-- Start of SUPPLIED RECORDS --

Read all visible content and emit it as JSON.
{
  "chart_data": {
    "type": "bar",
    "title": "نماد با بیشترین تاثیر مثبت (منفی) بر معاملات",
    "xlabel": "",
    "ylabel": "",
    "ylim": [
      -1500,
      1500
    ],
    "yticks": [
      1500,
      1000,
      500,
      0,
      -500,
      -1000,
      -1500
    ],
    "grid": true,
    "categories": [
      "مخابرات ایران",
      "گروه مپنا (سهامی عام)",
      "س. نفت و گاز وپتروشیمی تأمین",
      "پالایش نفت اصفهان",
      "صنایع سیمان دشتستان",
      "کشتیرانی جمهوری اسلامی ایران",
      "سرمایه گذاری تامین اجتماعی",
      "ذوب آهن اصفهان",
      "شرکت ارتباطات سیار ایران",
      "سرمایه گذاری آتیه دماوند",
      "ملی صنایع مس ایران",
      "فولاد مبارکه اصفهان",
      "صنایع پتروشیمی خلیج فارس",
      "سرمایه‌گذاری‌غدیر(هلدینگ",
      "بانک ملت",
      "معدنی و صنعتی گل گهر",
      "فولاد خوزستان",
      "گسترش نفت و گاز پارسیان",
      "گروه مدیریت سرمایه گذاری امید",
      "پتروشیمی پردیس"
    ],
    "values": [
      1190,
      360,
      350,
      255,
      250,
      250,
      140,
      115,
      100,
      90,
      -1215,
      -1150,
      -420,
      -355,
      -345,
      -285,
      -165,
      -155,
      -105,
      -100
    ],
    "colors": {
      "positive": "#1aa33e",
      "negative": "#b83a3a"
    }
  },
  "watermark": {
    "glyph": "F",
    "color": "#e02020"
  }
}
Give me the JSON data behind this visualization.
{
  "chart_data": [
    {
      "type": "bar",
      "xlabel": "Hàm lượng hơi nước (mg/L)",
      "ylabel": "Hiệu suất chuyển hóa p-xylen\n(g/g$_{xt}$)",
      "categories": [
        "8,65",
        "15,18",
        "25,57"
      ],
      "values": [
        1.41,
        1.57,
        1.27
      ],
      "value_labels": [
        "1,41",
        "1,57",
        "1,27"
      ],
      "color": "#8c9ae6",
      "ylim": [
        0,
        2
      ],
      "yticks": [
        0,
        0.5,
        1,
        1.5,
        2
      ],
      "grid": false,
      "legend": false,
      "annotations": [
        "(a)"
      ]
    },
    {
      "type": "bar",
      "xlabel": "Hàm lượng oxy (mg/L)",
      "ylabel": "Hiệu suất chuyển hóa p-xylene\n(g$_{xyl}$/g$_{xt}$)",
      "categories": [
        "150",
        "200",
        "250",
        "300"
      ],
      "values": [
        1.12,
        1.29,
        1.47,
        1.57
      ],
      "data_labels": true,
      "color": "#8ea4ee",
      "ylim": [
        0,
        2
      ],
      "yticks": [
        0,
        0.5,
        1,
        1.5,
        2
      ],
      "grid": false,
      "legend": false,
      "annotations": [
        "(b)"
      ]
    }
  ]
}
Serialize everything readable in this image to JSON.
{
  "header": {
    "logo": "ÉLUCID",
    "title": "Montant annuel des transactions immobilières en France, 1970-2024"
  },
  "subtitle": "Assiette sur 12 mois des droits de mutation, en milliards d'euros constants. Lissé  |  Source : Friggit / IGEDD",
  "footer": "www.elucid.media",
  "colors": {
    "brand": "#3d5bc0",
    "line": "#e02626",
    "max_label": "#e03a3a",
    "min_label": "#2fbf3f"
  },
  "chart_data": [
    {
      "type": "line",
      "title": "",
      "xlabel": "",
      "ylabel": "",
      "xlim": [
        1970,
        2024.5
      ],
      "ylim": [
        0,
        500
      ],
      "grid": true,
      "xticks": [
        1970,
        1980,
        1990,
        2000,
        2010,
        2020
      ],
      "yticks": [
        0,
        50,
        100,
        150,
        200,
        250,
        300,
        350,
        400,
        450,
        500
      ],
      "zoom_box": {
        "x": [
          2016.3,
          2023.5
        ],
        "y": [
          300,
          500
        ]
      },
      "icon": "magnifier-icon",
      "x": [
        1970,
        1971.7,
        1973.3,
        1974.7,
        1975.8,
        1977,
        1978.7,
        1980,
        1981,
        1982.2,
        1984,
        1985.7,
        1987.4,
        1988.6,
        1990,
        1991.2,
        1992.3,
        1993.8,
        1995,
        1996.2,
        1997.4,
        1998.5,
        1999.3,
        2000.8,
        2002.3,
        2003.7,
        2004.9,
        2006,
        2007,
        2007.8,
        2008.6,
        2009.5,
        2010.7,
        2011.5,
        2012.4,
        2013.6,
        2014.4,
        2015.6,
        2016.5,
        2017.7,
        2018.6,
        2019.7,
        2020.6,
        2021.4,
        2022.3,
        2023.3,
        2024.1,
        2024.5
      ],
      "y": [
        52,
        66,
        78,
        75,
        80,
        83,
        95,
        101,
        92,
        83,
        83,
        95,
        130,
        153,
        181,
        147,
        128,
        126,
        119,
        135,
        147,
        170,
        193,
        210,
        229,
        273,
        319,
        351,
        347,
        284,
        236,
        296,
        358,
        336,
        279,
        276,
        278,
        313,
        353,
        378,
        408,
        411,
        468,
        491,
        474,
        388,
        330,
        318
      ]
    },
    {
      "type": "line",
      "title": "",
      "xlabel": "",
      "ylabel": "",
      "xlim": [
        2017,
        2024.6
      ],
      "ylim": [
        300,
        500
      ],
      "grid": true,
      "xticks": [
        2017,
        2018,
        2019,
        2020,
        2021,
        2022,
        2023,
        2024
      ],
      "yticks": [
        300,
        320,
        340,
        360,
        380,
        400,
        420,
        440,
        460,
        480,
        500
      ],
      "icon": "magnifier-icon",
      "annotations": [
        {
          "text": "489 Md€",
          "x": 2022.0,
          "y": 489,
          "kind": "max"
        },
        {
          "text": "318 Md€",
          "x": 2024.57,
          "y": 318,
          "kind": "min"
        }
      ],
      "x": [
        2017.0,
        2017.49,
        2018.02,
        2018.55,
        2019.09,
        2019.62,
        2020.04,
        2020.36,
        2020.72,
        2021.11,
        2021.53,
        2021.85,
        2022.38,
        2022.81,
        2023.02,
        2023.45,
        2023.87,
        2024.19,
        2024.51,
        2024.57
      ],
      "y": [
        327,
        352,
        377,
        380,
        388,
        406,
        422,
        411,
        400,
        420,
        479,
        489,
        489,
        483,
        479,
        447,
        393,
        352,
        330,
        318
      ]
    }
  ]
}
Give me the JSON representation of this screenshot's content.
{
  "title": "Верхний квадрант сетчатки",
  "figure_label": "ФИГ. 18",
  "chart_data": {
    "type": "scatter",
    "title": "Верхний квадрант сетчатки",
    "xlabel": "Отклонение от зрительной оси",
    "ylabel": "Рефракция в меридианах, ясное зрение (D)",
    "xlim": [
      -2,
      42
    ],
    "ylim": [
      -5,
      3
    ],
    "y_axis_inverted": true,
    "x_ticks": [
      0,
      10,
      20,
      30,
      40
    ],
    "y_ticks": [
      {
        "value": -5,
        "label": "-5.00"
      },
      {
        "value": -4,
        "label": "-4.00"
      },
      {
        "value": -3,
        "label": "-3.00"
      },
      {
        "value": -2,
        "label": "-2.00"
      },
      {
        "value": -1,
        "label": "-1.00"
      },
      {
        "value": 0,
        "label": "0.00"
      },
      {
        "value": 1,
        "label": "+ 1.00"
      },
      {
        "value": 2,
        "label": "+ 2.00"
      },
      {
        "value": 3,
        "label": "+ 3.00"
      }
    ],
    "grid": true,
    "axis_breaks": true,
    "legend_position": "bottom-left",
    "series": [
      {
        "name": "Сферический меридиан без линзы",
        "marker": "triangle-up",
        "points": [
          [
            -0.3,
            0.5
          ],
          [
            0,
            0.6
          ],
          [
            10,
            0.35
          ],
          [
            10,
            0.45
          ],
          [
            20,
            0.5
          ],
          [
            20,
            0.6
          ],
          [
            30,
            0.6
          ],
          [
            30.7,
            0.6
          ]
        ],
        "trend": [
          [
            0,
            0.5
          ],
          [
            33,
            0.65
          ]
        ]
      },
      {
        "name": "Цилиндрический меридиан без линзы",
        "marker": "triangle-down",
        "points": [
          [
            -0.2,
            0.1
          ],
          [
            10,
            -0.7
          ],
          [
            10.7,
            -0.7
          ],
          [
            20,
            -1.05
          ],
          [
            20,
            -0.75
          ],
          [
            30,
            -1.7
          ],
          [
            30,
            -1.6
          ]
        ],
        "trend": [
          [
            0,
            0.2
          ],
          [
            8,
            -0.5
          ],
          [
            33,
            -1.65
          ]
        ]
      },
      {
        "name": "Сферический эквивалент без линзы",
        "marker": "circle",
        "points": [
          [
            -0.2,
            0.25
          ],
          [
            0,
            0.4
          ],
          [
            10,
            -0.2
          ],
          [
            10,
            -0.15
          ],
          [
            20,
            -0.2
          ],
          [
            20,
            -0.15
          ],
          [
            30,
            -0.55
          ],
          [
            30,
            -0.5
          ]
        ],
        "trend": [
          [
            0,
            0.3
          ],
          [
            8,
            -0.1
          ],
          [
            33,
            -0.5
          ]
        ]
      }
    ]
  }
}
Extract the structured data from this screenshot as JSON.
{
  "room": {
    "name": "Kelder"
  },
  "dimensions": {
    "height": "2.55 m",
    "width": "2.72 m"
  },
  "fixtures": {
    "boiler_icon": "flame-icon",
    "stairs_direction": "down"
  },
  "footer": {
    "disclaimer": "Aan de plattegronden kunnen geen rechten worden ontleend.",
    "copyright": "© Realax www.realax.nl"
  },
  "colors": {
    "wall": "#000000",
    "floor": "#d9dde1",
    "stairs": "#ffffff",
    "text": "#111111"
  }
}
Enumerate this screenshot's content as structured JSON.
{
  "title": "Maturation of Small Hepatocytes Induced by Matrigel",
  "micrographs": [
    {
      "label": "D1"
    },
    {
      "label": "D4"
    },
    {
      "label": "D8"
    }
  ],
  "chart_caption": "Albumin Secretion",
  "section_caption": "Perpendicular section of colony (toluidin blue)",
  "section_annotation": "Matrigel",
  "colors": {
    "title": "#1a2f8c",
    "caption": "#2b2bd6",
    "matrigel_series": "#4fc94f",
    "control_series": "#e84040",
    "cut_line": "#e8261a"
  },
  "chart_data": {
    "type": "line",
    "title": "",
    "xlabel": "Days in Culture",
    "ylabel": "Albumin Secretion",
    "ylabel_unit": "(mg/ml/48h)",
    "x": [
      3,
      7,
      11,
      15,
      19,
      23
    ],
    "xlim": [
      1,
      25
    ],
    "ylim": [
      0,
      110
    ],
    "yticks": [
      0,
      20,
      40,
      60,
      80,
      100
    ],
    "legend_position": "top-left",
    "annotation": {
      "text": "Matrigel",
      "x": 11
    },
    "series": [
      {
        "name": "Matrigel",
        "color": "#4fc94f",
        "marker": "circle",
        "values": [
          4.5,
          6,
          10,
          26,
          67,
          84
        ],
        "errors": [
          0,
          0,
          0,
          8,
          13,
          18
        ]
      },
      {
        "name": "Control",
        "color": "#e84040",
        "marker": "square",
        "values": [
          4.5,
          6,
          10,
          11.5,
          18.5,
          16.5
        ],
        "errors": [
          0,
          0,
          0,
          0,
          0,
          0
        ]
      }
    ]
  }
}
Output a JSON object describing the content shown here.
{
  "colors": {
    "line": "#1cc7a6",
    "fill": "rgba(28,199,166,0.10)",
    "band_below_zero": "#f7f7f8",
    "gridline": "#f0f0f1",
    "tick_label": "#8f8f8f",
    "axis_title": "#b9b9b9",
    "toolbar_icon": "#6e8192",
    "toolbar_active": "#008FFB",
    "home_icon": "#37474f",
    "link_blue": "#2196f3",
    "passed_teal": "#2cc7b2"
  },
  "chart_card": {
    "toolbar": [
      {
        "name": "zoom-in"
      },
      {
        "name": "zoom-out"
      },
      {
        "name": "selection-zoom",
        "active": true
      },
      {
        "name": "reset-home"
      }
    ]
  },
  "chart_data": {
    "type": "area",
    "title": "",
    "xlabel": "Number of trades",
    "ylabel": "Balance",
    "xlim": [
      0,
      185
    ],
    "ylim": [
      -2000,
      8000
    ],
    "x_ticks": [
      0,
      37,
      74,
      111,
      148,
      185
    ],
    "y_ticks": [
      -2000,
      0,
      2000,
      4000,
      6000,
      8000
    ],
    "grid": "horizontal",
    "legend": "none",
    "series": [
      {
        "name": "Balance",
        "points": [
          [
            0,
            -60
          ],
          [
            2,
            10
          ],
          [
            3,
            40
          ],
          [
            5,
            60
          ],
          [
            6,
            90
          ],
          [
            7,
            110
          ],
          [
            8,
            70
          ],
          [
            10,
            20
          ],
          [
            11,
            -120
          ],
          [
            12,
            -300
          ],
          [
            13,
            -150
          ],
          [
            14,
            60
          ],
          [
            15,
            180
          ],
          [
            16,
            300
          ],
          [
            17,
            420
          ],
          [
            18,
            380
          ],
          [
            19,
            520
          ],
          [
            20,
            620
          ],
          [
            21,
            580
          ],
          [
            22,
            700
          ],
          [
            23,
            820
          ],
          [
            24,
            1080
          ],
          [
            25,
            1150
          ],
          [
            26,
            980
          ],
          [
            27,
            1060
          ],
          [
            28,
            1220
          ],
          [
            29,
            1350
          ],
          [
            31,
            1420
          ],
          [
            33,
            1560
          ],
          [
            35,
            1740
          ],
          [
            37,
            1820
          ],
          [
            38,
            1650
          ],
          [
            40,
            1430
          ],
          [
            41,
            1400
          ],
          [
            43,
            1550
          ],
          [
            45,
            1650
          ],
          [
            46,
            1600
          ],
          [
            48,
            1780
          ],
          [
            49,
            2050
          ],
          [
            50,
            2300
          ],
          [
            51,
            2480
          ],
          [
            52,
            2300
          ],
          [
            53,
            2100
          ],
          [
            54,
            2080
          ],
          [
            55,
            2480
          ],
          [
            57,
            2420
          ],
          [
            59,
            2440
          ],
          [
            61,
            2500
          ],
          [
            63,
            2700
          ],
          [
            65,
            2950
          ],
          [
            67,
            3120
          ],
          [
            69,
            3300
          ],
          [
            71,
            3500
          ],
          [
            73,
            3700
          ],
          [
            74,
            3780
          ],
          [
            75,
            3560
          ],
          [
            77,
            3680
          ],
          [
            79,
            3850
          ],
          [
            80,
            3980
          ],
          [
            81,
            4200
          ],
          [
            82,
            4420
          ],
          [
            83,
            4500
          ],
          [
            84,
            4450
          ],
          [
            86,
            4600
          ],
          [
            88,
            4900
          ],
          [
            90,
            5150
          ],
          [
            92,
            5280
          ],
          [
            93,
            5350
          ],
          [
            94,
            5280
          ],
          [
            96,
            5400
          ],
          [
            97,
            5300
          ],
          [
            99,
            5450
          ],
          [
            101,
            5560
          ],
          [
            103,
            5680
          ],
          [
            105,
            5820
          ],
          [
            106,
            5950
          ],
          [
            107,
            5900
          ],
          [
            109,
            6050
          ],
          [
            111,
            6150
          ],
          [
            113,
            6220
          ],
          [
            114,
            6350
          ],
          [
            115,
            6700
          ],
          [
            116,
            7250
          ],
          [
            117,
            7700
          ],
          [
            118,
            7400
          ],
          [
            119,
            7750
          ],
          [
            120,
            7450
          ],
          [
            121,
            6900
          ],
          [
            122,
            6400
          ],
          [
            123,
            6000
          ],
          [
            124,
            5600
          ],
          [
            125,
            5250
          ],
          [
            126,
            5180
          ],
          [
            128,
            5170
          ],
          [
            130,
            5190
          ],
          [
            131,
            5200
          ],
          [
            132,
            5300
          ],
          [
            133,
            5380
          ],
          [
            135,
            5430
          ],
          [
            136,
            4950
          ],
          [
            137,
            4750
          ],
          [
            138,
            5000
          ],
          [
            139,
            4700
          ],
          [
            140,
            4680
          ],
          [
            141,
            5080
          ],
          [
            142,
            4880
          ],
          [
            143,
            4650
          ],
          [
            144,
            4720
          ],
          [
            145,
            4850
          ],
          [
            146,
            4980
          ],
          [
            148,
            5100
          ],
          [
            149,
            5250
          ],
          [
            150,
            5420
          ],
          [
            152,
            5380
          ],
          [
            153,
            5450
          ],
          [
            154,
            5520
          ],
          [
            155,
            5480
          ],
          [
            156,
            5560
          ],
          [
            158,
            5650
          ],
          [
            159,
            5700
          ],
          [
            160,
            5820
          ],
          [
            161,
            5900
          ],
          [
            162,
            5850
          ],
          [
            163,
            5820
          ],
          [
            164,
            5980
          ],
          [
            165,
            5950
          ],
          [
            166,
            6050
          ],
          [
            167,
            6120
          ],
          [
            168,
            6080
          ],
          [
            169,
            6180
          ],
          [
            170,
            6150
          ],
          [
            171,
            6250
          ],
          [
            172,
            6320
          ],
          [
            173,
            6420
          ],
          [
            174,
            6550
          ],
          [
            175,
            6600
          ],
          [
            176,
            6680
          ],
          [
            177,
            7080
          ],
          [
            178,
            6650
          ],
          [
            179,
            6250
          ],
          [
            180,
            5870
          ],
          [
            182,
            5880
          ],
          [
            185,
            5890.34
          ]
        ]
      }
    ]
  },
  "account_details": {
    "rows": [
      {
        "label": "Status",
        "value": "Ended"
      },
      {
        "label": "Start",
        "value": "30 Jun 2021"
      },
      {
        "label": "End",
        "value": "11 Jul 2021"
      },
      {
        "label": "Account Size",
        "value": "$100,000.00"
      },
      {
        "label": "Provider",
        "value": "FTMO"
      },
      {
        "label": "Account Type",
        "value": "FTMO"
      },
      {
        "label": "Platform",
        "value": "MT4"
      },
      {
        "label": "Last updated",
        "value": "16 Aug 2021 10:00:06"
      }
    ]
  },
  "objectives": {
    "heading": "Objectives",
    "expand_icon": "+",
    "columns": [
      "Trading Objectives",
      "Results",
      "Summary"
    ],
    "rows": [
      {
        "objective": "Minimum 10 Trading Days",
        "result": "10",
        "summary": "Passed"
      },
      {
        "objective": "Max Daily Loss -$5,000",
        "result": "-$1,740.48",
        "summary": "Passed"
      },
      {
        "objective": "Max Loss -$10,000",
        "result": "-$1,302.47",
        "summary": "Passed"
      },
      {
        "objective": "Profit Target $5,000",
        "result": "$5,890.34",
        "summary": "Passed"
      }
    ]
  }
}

-- End of SUPPLIED RECORDS --

**TASK INSTRUCTIONS**
Look through the entries and work out how many lines have the word "سرمایه" in them; reply with that number only.

**SOLUTION**
4